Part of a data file
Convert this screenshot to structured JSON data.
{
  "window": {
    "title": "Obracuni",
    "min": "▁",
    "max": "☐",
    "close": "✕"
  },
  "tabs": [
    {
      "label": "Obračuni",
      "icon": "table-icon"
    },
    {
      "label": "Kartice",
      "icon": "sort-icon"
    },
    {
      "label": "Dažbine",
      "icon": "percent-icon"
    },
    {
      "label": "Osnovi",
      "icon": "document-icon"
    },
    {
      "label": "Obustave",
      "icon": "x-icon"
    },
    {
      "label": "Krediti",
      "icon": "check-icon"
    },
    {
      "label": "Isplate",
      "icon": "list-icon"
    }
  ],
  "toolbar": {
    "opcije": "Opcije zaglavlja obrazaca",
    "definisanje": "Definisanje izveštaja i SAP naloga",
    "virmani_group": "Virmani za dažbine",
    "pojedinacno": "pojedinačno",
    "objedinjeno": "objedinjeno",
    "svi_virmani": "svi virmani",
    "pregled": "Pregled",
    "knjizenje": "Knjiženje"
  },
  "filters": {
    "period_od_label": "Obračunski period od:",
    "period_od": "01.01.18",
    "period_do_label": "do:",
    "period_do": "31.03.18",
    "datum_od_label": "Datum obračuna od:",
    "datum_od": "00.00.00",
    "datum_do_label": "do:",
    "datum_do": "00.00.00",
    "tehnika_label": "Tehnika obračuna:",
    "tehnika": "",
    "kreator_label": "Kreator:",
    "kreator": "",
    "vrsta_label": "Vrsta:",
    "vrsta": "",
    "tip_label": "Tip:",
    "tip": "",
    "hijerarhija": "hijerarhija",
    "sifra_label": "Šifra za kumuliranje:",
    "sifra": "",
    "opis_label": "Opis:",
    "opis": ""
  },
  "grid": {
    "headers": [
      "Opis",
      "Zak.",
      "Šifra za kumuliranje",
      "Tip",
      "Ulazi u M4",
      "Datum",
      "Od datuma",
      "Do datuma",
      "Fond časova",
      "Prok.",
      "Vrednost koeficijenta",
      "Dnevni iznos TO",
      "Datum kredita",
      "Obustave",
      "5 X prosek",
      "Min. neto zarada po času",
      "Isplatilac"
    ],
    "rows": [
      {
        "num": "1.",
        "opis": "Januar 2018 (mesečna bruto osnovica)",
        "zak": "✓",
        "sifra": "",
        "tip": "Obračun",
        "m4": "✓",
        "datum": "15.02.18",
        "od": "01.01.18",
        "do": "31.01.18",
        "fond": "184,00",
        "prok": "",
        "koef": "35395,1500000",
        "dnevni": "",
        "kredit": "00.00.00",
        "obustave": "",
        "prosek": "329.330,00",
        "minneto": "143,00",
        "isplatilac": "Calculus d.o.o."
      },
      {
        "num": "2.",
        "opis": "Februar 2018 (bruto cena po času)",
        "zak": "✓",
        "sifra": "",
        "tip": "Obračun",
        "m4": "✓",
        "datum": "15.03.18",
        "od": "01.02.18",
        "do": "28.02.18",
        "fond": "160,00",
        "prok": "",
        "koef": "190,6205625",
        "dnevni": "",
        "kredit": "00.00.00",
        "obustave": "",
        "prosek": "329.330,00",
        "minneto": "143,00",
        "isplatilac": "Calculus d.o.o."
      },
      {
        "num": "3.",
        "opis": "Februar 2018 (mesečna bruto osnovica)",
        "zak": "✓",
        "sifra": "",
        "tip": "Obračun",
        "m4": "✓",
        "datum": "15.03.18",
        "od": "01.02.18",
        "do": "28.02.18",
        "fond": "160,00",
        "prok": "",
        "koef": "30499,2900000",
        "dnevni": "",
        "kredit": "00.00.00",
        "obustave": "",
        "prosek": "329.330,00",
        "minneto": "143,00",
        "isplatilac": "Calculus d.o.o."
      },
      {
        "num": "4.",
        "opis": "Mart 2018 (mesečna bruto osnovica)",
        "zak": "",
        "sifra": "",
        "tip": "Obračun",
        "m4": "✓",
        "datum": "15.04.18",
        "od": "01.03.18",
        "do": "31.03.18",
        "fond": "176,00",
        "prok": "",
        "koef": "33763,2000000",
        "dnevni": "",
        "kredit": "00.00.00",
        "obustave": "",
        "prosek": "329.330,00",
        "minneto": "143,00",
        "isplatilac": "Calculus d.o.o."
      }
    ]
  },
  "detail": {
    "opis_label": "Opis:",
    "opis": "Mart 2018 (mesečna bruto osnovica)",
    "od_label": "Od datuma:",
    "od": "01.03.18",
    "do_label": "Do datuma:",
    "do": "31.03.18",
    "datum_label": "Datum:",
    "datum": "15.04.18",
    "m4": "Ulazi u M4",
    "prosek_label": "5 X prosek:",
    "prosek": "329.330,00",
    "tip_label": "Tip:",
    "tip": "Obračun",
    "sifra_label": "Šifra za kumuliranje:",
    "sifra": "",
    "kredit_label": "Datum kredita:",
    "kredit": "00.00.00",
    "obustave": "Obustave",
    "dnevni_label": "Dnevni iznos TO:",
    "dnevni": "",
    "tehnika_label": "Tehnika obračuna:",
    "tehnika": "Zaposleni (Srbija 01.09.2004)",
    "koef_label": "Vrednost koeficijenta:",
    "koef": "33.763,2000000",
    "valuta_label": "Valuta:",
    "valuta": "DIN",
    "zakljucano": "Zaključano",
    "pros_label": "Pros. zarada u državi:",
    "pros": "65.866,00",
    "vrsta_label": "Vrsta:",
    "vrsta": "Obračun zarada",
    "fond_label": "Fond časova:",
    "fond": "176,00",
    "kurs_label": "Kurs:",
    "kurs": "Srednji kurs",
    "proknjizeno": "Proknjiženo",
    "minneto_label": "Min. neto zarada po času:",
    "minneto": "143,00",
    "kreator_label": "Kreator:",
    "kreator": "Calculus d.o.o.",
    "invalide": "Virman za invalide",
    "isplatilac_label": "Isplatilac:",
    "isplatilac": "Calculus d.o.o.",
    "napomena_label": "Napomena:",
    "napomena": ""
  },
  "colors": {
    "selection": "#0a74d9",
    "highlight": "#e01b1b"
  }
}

What you have to do:
Give only the number of lines in the entries above that contain the string "datuma".

Exercise solution:
4